_GIVEN ENTRIES_.
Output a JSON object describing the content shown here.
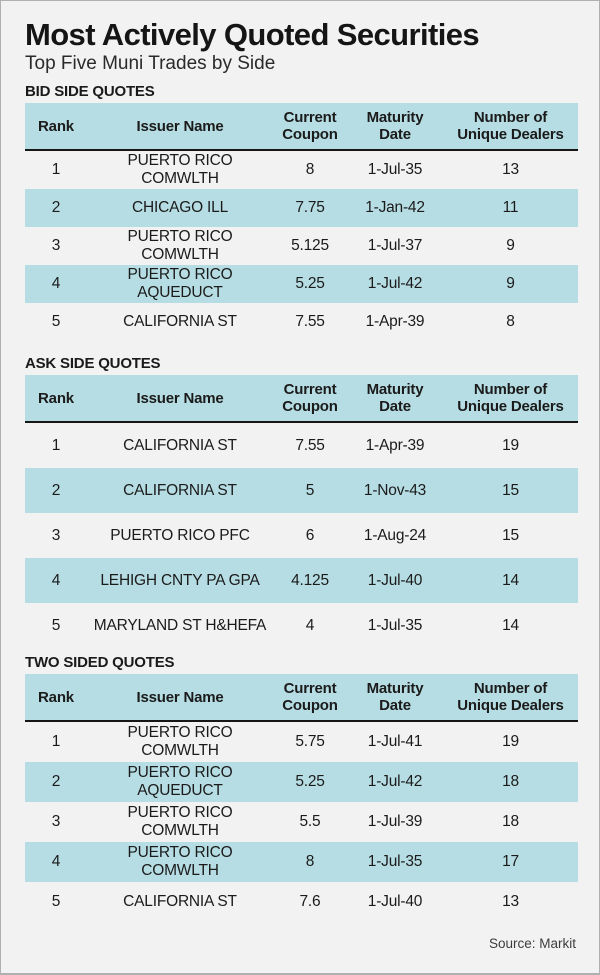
{
  "header": {
    "title": "Most Actively Quoted Securities",
    "subtitle": "Top Five Muni Trades by Side"
  },
  "colors": {
    "accent_cyan": "#b6dde3",
    "background": "#f2f2f3",
    "header_rule": "#161616",
    "page_border": "#b0b0b3"
  },
  "chart_data": [
    {
      "type": "table",
      "title": "BID SIDE QUOTES",
      "columns": [
        "Rank",
        "Issuer Name",
        "Current\nCoupon",
        "Maturity\nDate",
        "Number of\nUnique Dealers"
      ],
      "rows": [
        [
          "1",
          "PUERTO RICO COMWLTH",
          "8",
          "1-Jul-35",
          "13"
        ],
        [
          "2",
          "CHICAGO ILL",
          "7.75",
          "1-Jan-42",
          "11"
        ],
        [
          "3",
          "PUERTO RICO COMWLTH",
          "5.125",
          "1-Jul-37",
          "9"
        ],
        [
          "4",
          "PUERTO RICO AQUEDUCT",
          "5.25",
          "1-Jul-42",
          "9"
        ],
        [
          "5",
          "CALIFORNIA ST",
          "7.55",
          "1-Apr-39",
          "8"
        ]
      ]
    },
    {
      "type": "table",
      "title": "ASK SIDE QUOTES",
      "columns": [
        "Rank",
        "Issuer Name",
        "Current\nCoupon",
        "Maturity\nDate",
        "Number of\nUnique Dealers"
      ],
      "rows": [
        [
          "1",
          "CALIFORNIA ST",
          "7.55",
          "1-Apr-39",
          "19"
        ],
        [
          "2",
          "CALIFORNIA ST",
          "5",
          "1-Nov-43",
          "15"
        ],
        [
          "3",
          "PUERTO RICO PFC",
          "6",
          "1-Aug-24",
          "15"
        ],
        [
          "4",
          "LEHIGH CNTY PA GPA",
          "4.125",
          "1-Jul-40",
          "14"
        ],
        [
          "5",
          "MARYLAND ST H&HEFA",
          "4",
          "1-Jul-35",
          "14"
        ]
      ]
    },
    {
      "type": "table",
      "title": "TWO SIDED QUOTES",
      "columns": [
        "Rank",
        "Issuer Name",
        "Current\nCoupon",
        "Maturity\nDate",
        "Number of\nUnique Dealers"
      ],
      "rows": [
        [
          "1",
          "PUERTO RICO COMWLTH",
          "5.75",
          "1-Jul-41",
          "19"
        ],
        [
          "2",
          "PUERTO RICO AQUEDUCT",
          "5.25",
          "1-Jul-42",
          "18"
        ],
        [
          "3",
          "PUERTO RICO COMWLTH",
          "5.5",
          "1-Jul-39",
          "18"
        ],
        [
          "4",
          "PUERTO RICO COMWLTH",
          "8",
          "1-Jul-35",
          "17"
        ],
        [
          "5",
          "CALIFORNIA ST",
          "7.6",
          "1-Jul-40",
          "13"
        ]
      ]
    }
  ],
  "footer": {
    "source": "Source: Markit"
  }
}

_SET TASK_. Every line of text is to be repeated exactly; pictures are left out.

_WRITTEN RESPONSE_.
Output a JSON object describing the content shown here.
{
  "header": {
    "title": "Most Actively Quoted Securities",
    "subtitle": "Top Five Muni Trades by Side"
  },
  "colors": {
    "accent_cyan": "#b6dde3",
    "background": "#f2f2f3",
    "header_rule": "#161616",
    "page_border": "#b0b0b3"
  },
  "chart_data": [
    {
      "type": "table",
      "title": "BID SIDE QUOTES",
      "columns": [
        "Rank",
        "Issuer Name",
        "Current\nCoupon",
        "Maturity\nDate",
        "Number of\nUnique Dealers"
      ],
      "rows": [
        [
          "1",
          "PUERTO RICO COMWLTH",
          "8",
          "1-Jul-35",
          "13"
        ],
        [
          "2",
          "CHICAGO ILL",
          "7.75",
          "1-Jan-42",
          "11"
        ],
        [
          "3",
          "PUERTO RICO COMWLTH",
          "5.125",
          "1-Jul-37",
          "9"
        ],
        [
          "4",
          "PUERTO RICO AQUEDUCT",
          "5.25",
          "1-Jul-42",
          "9"
        ],
        [
          "5",
          "CALIFORNIA ST",
          "7.55",
          "1-Apr-39",
          "8"
        ]
      ]
    },
    {
      "type": "table",
      "title": "ASK SIDE QUOTES",
      "columns": [
        "Rank",
        "Issuer Name",
        "Current\nCoupon",
        "Maturity\nDate",
        "Number of\nUnique Dealers"
      ],
      "rows": [
        [
          "1",
          "CALIFORNIA ST",
          "7.55",
          "1-Apr-39",
          "19"
        ],
        [
          "2",
          "CALIFORNIA ST",
          "5",
          "1-Nov-43",
          "15"
        ],
        [
          "3",
          "PUERTO RICO PFC",
          "6",
          "1-Aug-24",
          "15"
        ],
        [
          "4",
          "LEHIGH CNTY PA GPA",
          "4.125",
          "1-Jul-40",
          "14"
        ],
        [
          "5",
          "MARYLAND ST H&HEFA",
          "4",
          "1-Jul-35",
          "14"
        ]
      ]
    },
    {
      "type": "table",
      "title": "TWO SIDED QUOTES",
      "columns": [
        "Rank",
        "Issuer Name",
        "Current\nCoupon",
        "Maturity\nDate",
        "Number of\nUnique Dealers"
      ],
      "rows": [
        [
          "1",
          "PUERTO RICO COMWLTH",
          "5.75",
          "1-Jul-41",
          "19"
        ],
        [
          "2",
          "PUERTO RICO AQUEDUCT",
          "5.25",
          "1-Jul-42",
          "18"
        ],
        [
          "3",
          "PUERTO RICO COMWLTH",
          "5.5",
          "1-Jul-39",
          "18"
        ],
        [
          "4",
          "PUERTO RICO COMWLTH",
          "8",
          "1-Jul-35",
          "17"
        ],
        [
          "5",
          "CALIFORNIA ST",
          "7.6",
          "1-Jul-40",
          "13"
        ]
      ]
    }
  ],
  "footer": {
    "source": "Source: Markit"
  }
}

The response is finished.